» **EXERCISE DETAILS**
Extract every line that contains the word "this".

━━━ DATASET RECORDS ━━━

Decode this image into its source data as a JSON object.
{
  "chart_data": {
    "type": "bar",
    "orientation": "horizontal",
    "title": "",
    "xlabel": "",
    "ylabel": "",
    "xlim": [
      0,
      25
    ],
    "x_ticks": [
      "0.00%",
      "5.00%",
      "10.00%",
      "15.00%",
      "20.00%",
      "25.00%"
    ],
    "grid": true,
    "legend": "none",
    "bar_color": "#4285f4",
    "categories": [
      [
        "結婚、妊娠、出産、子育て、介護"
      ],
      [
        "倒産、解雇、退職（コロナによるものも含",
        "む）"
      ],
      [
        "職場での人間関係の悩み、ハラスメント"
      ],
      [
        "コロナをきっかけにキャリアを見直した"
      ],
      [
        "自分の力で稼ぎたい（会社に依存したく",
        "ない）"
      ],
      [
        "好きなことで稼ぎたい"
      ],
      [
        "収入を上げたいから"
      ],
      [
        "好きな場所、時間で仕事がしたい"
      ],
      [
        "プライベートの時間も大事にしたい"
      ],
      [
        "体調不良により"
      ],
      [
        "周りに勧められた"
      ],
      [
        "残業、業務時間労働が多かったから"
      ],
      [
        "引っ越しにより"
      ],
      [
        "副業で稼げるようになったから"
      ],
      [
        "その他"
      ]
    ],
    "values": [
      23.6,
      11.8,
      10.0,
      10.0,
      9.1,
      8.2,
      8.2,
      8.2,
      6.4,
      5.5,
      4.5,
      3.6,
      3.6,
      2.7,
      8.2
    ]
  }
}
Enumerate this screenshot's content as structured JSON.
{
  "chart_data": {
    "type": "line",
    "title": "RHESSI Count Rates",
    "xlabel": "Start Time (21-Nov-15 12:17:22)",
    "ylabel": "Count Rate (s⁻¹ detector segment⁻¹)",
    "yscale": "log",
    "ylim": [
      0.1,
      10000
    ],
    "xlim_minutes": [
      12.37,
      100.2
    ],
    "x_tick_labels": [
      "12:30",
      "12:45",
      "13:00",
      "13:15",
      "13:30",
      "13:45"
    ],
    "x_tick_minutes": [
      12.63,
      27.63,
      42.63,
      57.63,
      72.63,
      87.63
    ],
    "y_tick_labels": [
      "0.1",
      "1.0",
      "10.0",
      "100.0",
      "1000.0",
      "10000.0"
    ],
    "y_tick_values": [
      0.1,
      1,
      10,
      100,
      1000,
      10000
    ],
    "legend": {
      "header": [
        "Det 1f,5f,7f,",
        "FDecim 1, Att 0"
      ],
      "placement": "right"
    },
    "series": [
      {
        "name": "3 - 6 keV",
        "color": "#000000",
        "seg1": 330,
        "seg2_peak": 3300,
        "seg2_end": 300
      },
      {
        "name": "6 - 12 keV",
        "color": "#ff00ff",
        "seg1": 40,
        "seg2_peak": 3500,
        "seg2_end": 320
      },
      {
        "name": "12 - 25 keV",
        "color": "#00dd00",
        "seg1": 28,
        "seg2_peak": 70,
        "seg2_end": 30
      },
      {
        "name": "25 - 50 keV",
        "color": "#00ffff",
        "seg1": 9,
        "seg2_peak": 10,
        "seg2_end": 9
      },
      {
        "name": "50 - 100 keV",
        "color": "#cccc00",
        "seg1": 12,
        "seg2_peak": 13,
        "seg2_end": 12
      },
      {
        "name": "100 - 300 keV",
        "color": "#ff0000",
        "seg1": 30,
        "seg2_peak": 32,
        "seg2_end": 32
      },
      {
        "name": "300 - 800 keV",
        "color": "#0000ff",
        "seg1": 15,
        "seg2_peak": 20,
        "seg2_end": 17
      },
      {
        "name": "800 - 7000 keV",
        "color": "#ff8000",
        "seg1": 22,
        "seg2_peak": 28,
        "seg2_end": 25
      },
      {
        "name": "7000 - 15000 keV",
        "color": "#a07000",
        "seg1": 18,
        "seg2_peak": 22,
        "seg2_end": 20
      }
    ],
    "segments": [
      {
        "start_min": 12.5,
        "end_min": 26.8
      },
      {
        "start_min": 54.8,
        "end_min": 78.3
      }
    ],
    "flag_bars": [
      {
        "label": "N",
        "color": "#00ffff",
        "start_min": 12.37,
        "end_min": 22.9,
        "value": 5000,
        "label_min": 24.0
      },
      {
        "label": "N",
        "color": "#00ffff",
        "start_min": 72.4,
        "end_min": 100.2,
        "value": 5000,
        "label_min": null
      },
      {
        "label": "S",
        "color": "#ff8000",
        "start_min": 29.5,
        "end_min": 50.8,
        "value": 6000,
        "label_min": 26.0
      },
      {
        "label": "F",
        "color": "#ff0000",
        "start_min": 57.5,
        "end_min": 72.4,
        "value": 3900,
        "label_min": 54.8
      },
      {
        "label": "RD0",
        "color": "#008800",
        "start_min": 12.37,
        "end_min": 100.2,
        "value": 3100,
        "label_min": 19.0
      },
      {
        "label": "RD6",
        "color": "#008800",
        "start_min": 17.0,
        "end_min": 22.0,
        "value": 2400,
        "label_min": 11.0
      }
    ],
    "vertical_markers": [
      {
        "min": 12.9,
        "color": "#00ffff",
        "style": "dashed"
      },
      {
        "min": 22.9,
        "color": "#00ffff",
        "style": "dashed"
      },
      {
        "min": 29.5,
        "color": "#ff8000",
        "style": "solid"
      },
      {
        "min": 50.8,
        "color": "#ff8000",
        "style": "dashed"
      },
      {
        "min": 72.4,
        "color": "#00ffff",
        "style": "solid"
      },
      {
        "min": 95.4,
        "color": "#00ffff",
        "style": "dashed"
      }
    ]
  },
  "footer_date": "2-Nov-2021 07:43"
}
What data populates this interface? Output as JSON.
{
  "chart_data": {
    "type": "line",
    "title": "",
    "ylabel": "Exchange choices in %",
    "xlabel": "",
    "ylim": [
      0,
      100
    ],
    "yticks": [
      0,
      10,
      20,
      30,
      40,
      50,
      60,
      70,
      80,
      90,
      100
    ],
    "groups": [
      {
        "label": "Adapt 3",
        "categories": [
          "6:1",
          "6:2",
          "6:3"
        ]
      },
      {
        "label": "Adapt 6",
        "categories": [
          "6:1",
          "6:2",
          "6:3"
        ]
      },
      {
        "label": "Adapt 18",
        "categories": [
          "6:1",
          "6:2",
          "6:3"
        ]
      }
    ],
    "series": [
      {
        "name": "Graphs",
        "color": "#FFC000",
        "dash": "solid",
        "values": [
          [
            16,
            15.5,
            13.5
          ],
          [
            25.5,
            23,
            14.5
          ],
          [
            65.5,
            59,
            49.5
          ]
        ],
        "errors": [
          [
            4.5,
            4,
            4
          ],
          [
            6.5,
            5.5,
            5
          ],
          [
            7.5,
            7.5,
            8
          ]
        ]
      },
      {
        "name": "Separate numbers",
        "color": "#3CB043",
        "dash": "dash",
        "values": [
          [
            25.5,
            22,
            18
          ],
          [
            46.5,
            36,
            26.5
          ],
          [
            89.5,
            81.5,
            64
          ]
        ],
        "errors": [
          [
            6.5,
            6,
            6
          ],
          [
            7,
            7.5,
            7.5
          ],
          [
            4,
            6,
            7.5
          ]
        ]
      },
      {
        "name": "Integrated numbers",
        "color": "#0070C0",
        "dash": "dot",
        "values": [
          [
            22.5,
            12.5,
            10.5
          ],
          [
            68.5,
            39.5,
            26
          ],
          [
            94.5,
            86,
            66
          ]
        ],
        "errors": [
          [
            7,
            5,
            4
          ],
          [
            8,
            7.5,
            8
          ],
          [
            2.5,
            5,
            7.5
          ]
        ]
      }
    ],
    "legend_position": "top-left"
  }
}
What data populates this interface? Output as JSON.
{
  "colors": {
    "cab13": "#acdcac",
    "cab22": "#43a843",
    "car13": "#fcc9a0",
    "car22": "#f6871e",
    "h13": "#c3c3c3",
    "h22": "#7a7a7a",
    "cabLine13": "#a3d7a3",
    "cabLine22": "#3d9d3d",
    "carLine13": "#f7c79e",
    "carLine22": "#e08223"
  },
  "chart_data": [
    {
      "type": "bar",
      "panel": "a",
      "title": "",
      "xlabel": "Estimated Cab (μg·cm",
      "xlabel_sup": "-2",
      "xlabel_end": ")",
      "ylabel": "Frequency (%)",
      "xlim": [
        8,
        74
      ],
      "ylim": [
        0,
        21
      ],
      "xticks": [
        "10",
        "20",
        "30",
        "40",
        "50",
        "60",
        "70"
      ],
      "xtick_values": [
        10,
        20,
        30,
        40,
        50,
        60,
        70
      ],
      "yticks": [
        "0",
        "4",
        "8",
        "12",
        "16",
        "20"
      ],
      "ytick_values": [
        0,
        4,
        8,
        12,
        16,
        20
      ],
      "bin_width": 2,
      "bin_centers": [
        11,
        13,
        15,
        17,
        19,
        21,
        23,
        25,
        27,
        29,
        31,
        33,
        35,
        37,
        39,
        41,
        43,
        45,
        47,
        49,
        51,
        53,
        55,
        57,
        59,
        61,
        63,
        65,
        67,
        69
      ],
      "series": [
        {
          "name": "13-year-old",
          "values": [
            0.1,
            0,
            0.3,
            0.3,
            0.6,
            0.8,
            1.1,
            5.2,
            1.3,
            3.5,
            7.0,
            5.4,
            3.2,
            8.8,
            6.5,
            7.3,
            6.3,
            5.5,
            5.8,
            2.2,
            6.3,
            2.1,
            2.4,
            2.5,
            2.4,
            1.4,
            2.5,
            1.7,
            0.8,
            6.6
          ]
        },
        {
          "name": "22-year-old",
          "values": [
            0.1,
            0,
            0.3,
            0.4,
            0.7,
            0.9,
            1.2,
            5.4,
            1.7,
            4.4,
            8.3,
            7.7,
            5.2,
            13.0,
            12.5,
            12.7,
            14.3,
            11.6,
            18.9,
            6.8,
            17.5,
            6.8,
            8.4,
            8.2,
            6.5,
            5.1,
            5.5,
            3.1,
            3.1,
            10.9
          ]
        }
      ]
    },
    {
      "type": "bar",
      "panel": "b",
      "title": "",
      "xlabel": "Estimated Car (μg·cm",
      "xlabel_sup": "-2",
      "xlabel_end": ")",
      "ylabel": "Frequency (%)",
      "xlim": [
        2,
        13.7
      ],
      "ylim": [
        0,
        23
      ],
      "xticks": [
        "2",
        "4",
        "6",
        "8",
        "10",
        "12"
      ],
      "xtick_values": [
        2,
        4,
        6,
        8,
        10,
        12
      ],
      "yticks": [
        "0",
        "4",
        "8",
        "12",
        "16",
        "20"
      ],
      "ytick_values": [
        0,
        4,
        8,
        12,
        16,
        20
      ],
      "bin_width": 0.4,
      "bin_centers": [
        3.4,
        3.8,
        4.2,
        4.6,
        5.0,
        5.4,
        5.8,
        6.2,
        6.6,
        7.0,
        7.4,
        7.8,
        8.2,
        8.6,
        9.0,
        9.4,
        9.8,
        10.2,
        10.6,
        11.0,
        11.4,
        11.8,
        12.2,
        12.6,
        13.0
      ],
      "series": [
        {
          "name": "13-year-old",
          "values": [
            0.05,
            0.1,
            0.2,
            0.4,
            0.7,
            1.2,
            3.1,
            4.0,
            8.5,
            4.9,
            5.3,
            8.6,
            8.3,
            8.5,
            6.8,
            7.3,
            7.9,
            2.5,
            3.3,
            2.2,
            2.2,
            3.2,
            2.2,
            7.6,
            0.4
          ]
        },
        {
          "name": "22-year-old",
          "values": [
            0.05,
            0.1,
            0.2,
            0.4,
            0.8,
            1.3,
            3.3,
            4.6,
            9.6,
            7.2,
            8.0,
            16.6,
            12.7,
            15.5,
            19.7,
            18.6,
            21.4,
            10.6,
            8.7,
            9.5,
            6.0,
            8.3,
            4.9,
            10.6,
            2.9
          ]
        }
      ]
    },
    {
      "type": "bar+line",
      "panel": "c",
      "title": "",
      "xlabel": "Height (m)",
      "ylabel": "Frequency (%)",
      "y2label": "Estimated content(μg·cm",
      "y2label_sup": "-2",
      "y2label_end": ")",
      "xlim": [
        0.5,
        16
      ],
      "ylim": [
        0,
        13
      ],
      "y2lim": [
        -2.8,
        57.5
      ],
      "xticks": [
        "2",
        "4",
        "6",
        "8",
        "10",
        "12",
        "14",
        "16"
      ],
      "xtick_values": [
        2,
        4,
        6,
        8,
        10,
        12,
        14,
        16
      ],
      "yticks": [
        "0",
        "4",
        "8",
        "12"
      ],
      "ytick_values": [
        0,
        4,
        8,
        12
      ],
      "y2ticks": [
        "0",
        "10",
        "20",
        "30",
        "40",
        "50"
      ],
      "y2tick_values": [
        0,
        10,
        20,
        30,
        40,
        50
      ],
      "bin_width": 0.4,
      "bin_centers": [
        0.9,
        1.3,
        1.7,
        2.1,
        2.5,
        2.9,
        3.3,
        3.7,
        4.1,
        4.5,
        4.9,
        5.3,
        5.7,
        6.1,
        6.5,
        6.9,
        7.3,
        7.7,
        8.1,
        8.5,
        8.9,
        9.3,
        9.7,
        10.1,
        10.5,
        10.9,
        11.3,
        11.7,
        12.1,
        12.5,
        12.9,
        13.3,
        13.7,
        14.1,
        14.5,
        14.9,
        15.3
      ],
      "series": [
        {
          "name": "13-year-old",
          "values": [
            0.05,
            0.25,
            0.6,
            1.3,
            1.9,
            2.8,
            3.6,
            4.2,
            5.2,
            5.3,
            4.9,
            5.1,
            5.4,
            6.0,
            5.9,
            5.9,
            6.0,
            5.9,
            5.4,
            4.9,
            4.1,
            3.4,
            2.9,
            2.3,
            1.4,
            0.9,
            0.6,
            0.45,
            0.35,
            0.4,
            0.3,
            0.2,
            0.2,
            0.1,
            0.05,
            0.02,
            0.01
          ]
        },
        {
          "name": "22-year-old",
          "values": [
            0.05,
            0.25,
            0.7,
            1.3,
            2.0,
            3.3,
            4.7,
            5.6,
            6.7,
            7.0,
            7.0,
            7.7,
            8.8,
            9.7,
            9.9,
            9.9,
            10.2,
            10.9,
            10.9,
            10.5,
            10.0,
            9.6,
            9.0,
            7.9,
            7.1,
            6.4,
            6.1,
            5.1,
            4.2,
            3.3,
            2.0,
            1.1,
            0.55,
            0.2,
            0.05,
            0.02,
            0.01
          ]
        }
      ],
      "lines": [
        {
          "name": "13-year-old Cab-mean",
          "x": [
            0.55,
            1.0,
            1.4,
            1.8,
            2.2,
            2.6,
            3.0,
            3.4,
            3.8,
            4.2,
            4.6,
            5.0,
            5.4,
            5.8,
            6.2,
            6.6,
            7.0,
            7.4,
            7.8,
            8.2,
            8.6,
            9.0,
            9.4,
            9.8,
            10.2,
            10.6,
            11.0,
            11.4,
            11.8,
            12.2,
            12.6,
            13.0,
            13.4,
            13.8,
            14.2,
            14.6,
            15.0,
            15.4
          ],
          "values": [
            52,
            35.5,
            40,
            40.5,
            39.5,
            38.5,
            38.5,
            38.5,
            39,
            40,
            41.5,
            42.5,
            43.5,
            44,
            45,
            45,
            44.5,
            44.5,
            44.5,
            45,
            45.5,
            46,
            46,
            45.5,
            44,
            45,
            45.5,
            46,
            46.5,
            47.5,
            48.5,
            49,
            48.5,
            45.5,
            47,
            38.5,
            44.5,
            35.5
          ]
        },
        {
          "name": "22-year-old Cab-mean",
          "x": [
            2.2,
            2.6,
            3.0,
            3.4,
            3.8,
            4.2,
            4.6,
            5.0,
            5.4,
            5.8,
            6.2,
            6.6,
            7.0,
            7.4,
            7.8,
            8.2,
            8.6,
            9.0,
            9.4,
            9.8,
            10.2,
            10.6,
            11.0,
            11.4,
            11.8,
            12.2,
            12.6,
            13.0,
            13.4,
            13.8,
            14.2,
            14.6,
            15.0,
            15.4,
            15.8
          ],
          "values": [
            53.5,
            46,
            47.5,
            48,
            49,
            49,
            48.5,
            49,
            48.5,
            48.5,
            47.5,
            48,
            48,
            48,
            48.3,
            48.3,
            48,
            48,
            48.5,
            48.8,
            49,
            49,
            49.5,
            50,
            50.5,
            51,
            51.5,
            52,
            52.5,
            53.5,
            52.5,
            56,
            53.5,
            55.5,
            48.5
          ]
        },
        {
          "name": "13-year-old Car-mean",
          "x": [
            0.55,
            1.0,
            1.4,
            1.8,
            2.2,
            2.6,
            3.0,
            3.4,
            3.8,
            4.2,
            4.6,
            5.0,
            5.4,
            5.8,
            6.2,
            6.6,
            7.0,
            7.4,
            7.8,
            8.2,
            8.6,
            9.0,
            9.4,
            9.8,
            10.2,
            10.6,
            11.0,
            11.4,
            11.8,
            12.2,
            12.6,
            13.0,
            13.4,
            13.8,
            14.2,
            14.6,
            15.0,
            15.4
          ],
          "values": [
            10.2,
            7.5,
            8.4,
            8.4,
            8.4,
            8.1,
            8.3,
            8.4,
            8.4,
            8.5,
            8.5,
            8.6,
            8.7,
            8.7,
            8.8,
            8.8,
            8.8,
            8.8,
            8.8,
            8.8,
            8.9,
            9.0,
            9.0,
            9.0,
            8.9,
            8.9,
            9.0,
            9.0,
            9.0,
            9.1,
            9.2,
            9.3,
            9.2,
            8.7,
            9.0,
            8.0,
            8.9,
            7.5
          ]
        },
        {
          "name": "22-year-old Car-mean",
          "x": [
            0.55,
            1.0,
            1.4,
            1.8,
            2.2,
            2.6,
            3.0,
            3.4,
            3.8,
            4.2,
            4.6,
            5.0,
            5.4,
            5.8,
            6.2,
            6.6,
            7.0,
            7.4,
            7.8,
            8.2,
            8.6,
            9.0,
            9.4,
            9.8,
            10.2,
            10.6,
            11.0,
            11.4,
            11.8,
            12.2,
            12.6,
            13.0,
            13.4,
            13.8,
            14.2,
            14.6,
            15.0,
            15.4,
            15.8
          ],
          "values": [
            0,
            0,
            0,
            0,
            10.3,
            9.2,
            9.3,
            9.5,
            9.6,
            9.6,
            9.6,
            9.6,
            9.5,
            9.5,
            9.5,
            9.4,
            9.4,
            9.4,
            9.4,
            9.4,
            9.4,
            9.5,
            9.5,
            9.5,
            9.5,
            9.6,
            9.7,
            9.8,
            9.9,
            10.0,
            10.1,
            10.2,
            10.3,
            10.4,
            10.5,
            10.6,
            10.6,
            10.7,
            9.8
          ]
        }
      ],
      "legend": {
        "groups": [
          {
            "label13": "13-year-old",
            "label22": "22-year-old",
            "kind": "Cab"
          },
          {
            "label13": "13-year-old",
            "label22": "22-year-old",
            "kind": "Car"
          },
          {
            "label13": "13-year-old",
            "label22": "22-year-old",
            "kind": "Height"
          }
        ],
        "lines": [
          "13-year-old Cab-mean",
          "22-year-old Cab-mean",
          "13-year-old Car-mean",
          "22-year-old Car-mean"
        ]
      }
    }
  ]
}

━━━

» **EXERCISE ANSWER**
Decode this image into its source data as a JSON object.
Enumerate this screenshot's content as structured JSON.
What data populates this interface? Output as JSON.
What data populates this interface? Output as JSON.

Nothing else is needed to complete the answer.